§ **What to work on**:
Look through the lines below and extract any with the word "axis".

§ **Data listing**:
========================
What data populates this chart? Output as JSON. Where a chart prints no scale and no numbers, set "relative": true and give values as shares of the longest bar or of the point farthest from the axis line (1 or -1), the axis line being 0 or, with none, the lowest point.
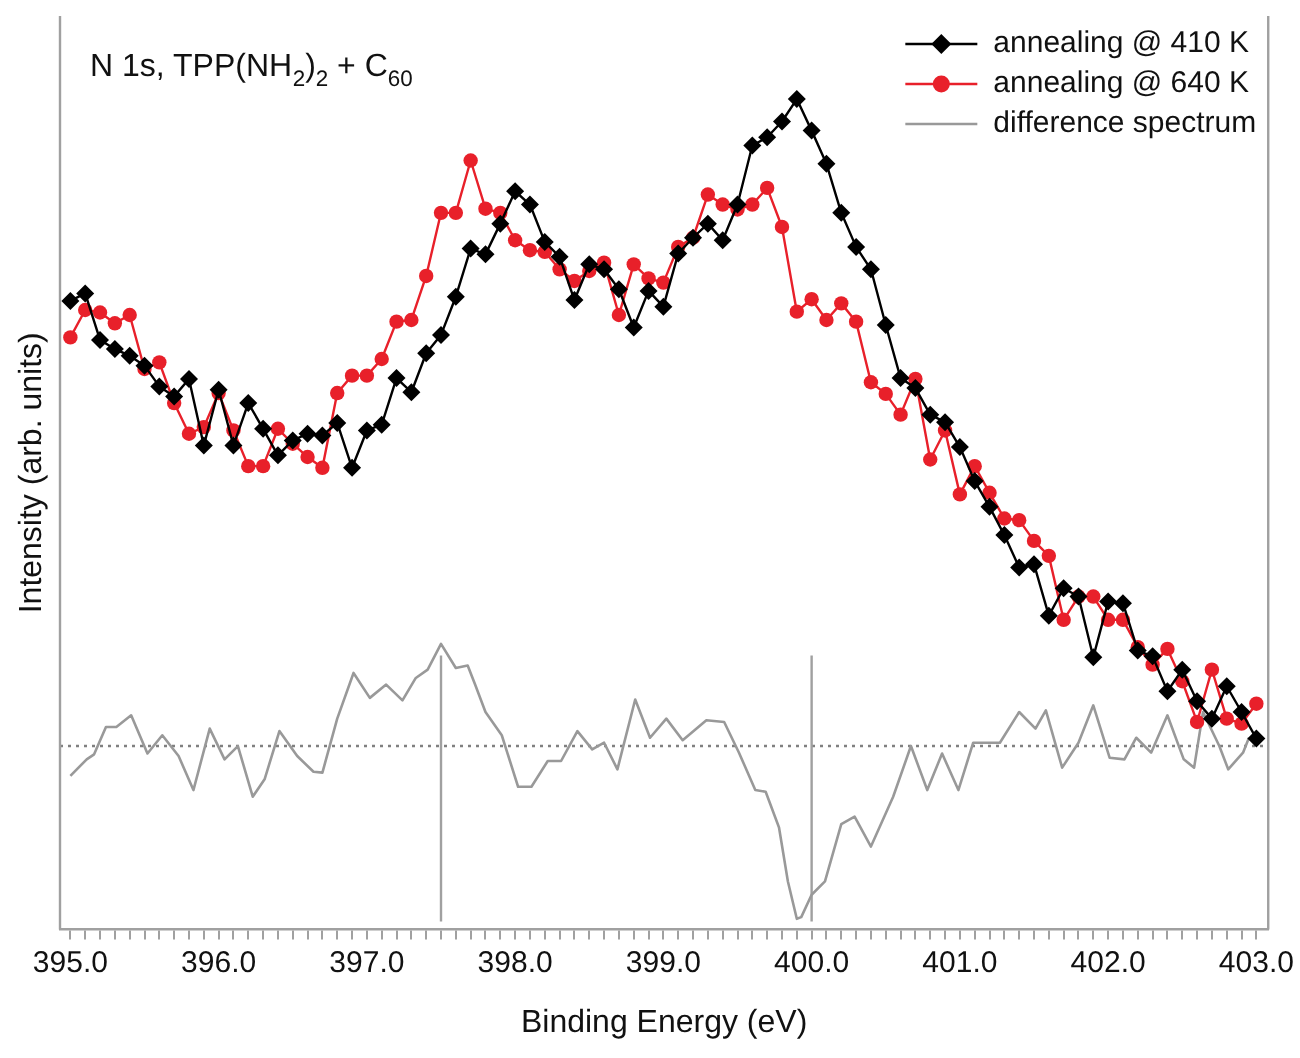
{
  "chart_data": {
    "type": "line",
    "title": "N 1s, TPP(NH$_{2}$)$_{2}$ + C$_{60}$",
    "xlabel": "Binding Energy (eV)",
    "ylabel": "Intensity (arb. units)",
    "relative": true,
    "x": [
      395.0,
      395.1,
      395.2,
      395.3,
      395.4,
      395.5,
      395.6,
      395.7,
      395.8,
      395.9,
      396.0,
      396.1,
      396.2,
      396.3,
      396.4,
      396.5,
      396.6,
      396.7,
      396.8,
      396.9,
      397.0,
      397.1,
      397.2,
      397.3,
      397.4,
      397.5,
      397.6,
      397.7,
      397.8,
      397.9,
      398.0,
      398.1,
      398.2,
      398.3,
      398.4,
      398.5,
      398.6,
      398.7,
      398.8,
      398.9,
      399.0,
      399.1,
      399.2,
      399.3,
      399.4,
      399.5,
      399.6,
      399.7,
      399.8,
      399.9,
      400.0,
      400.1,
      400.2,
      400.3,
      400.4,
      400.5,
      400.6,
      400.7,
      400.8,
      400.9,
      401.0,
      401.1,
      401.2,
      401.3,
      401.4,
      401.5,
      401.6,
      401.7,
      401.8,
      401.9,
      402.0,
      402.1,
      402.2,
      402.3,
      402.4,
      402.5,
      402.6,
      402.7,
      402.8,
      402.9,
      403.0
    ],
    "series": [
      {
        "name": "annealing @ 410 K",
        "color": "#000000",
        "marker": "diamond",
        "values": [
          0.757,
          0.766,
          0.71,
          0.699,
          0.691,
          0.679,
          0.654,
          0.642,
          0.663,
          0.583,
          0.65,
          0.583,
          0.634,
          0.603,
          0.571,
          0.589,
          0.597,
          0.595,
          0.61,
          0.556,
          0.601,
          0.608,
          0.664,
          0.647,
          0.694,
          0.716,
          0.762,
          0.82,
          0.813,
          0.85,
          0.889,
          0.873,
          0.828,
          0.81,
          0.758,
          0.801,
          0.795,
          0.771,
          0.725,
          0.769,
          0.75,
          0.814,
          0.833,
          0.85,
          0.83,
          0.873,
          0.944,
          0.954,
          0.973,
          1.0,
          0.962,
          0.922,
          0.863,
          0.822,
          0.795,
          0.728,
          0.664,
          0.652,
          0.62,
          0.611,
          0.581,
          0.54,
          0.509,
          0.475,
          0.436,
          0.44,
          0.378,
          0.411,
          0.401,
          0.328,
          0.395,
          0.393,
          0.336,
          0.329,
          0.287,
          0.313,
          0.275,
          0.254,
          0.293,
          0.262,
          0.23
        ]
      },
      {
        "name": "annealing @ 640 K",
        "color": "#e8202a",
        "marker": "circle",
        "values": [
          0.713,
          0.746,
          0.743,
          0.73,
          0.74,
          0.675,
          0.683,
          0.634,
          0.597,
          0.605,
          0.646,
          0.601,
          0.558,
          0.558,
          0.603,
          0.585,
          0.569,
          0.556,
          0.646,
          0.667,
          0.667,
          0.687,
          0.732,
          0.734,
          0.787,
          0.863,
          0.863,
          0.926,
          0.868,
          0.863,
          0.83,
          0.818,
          0.816,
          0.795,
          0.781,
          0.793,
          0.803,
          0.74,
          0.801,
          0.784,
          0.779,
          0.822,
          0.833,
          0.885,
          0.873,
          0.867,
          0.873,
          0.893,
          0.846,
          0.744,
          0.759,
          0.734,
          0.754,
          0.732,
          0.659,
          0.645,
          0.62,
          0.663,
          0.566,
          0.601,
          0.524,
          0.558,
          0.526,
          0.495,
          0.493,
          0.468,
          0.45,
          0.373,
          0.401,
          0.401,
          0.373,
          0.373,
          0.34,
          0.319,
          0.338,
          0.299,
          0.25,
          0.313,
          0.254,
          0.248,
          0.272
        ]
      },
      {
        "name": "difference spectrum",
        "color": "#999999",
        "marker": "none",
        "x": [
          395.0,
          395.11,
          395.16,
          395.24,
          395.31,
          395.41,
          395.52,
          395.62,
          395.73,
          395.83,
          395.94,
          396.04,
          396.13,
          396.23,
          396.31,
          396.41,
          396.53,
          396.64,
          396.7,
          396.8,
          396.91,
          397.02,
          397.13,
          397.24,
          397.33,
          397.41,
          397.5,
          397.6,
          397.68,
          397.73,
          397.8,
          397.91,
          398.02,
          398.11,
          398.22,
          398.31,
          398.42,
          398.52,
          398.6,
          398.69,
          398.81,
          398.91,
          399.02,
          399.13,
          399.29,
          399.41,
          399.51,
          399.62,
          399.69,
          399.78,
          399.84,
          399.9,
          399.93,
          400.0,
          400.09,
          400.2,
          400.29,
          400.4,
          400.55,
          400.67,
          400.78,
          400.88,
          400.99,
          401.09,
          401.27,
          401.4,
          401.51,
          401.58,
          401.69,
          401.8,
          401.9,
          402.01,
          402.11,
          402.19,
          402.29,
          402.4,
          402.51,
          402.58,
          402.64,
          402.75,
          402.81,
          402.91,
          402.95
        ],
        "values": [
          0.185,
          0.205,
          0.211,
          0.244,
          0.244,
          0.258,
          0.212,
          0.234,
          0.209,
          0.168,
          0.242,
          0.205,
          0.221,
          0.16,
          0.181,
          0.239,
          0.209,
          0.19,
          0.189,
          0.254,
          0.309,
          0.279,
          0.295,
          0.276,
          0.303,
          0.313,
          0.344,
          0.315,
          0.318,
          0.295,
          0.262,
          0.234,
          0.172,
          0.172,
          0.203,
          0.203,
          0.239,
          0.217,
          0.225,
          0.193,
          0.277,
          0.231,
          0.254,
          0.228,
          0.252,
          0.25,
          0.213,
          0.168,
          0.166,
          0.123,
          0.058,
          0.013,
          0.015,
          0.042,
          0.058,
          0.127,
          0.136,
          0.1,
          0.16,
          0.221,
          0.168,
          0.212,
          0.168,
          0.225,
          0.225,
          0.262,
          0.242,
          0.264,
          0.195,
          0.225,
          0.27,
          0.207,
          0.205,
          0.231,
          0.213,
          0.258,
          0.205,
          0.195,
          0.262,
          0.221,
          0.193,
          0.213,
          0.231
        ]
      }
    ],
    "xlim": [
      394.93,
      403.08
    ],
    "xticks": [
      {
        "value": 395,
        "label": "395.0"
      },
      {
        "value": 395.1,
        "label": null
      },
      {
        "value": 395.2,
        "label": null
      },
      {
        "value": 395.3,
        "label": null
      },
      {
        "value": 395.4,
        "label": null
      },
      {
        "value": 395.5,
        "label": null
      },
      {
        "value": 395.6,
        "label": null
      },
      {
        "value": 395.7,
        "label": null
      },
      {
        "value": 395.8,
        "label": null
      },
      {
        "value": 395.9,
        "label": null
      },
      {
        "value": 396,
        "label": "396.0"
      },
      {
        "value": 396.1,
        "label": null
      },
      {
        "value": 396.2,
        "label": null
      },
      {
        "value": 396.3,
        "label": null
      },
      {
        "value": 396.4,
        "label": null
      },
      {
        "value": 396.5,
        "label": null
      },
      {
        "value": 396.6,
        "label": null
      },
      {
        "value": 396.7,
        "label": null
      },
      {
        "value": 396.8,
        "label": null
      },
      {
        "value": 396.9,
        "label": null
      },
      {
        "value": 397,
        "label": "397.0"
      },
      {
        "value": 397.1,
        "label": null
      },
      {
        "value": 397.2,
        "label": null
      },
      {
        "value": 397.3,
        "label": null
      },
      {
        "value": 397.4,
        "label": null
      },
      {
        "value": 397.5,
        "label": null
      },
      {
        "value": 397.6,
        "label": null
      },
      {
        "value": 397.7,
        "label": null
      },
      {
        "value": 397.8,
        "label": null
      },
      {
        "value": 397.9,
        "label": null
      },
      {
        "value": 398,
        "label": "398.0"
      },
      {
        "value": 398.1,
        "label": null
      },
      {
        "value": 398.2,
        "label": null
      },
      {
        "value": 398.3,
        "label": null
      },
      {
        "value": 398.4,
        "label": null
      },
      {
        "value": 398.5,
        "label": null
      },
      {
        "value": 398.6,
        "label": null
      },
      {
        "value": 398.7,
        "label": null
      },
      {
        "value": 398.8,
        "label": null
      },
      {
        "value": 398.9,
        "label": null
      },
      {
        "value": 399,
        "label": "399.0"
      },
      {
        "value": 399.1,
        "label": null
      },
      {
        "value": 399.2,
        "label": null
      },
      {
        "value": 399.3,
        "label": null
      },
      {
        "value": 399.4,
        "label": null
      },
      {
        "value": 399.5,
        "label": null
      },
      {
        "value": 399.6,
        "label": null
      },
      {
        "value": 399.7,
        "label": null
      },
      {
        "value": 399.8,
        "label": null
      },
      {
        "value": 399.9,
        "label": null
      },
      {
        "value": 400,
        "label": "400.0"
      },
      {
        "value": 400.1,
        "label": null
      },
      {
        "value": 400.2,
        "label": null
      },
      {
        "value": 400.3,
        "label": null
      },
      {
        "value": 400.4,
        "label": null
      },
      {
        "value": 400.5,
        "label": null
      },
      {
        "value": 400.6,
        "label": null
      },
      {
        "value": 400.7,
        "label": null
      },
      {
        "value": 400.8,
        "label": null
      },
      {
        "value": 400.9,
        "label": null
      },
      {
        "value": 401,
        "label": "401.0"
      },
      {
        "value": 401.1,
        "label": null
      },
      {
        "value": 401.2,
        "label": null
      },
      {
        "value": 401.3,
        "label": null
      },
      {
        "value": 401.4,
        "label": null
      },
      {
        "value": 401.5,
        "label": null
      },
      {
        "value": 401.6,
        "label": null
      },
      {
        "value": 401.7,
        "label": null
      },
      {
        "value": 401.8,
        "label": null
      },
      {
        "value": 401.9,
        "label": null
      },
      {
        "value": 402,
        "label": "402.0"
      },
      {
        "value": 402.1,
        "label": null
      },
      {
        "value": 402.2,
        "label": null
      },
      {
        "value": 402.3,
        "label": null
      },
      {
        "value": 402.4,
        "label": null
      },
      {
        "value": 402.5,
        "label": null
      },
      {
        "value": 402.6,
        "label": null
      },
      {
        "value": 402.7,
        "label": null
      },
      {
        "value": 402.8,
        "label": null
      },
      {
        "value": 402.9,
        "label": null
      },
      {
        "value": 403,
        "label": "403.0"
      }
    ],
    "tick_labels": "x",
    "ref_lines": [
      {
        "axis": "y",
        "value": 0.221,
        "color": "#808080",
        "line_style": "dotted"
      },
      {
        "axis": "x",
        "value": 397.5,
        "color": "#a0a0a0",
        "line_style": "solid"
      },
      {
        "axis": "x",
        "value": 400.0,
        "color": "#a0a0a0",
        "line_style": "solid"
      }
    ],
    "grid": false,
    "legend": "top right",
    "line_style": "solid"
  }
}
========================
§ **Exercise result**:
What data populates this chart? Output as JSON. Where a chart prints no scale and no numbers, set "relative": true and give values as shares of the longest bar or of the point farthest from the axis line (1 or -1), the axis line being 0 or, with none, the lowest point.
        "axis": "y",
        "axis": "x",
        "axis": "x",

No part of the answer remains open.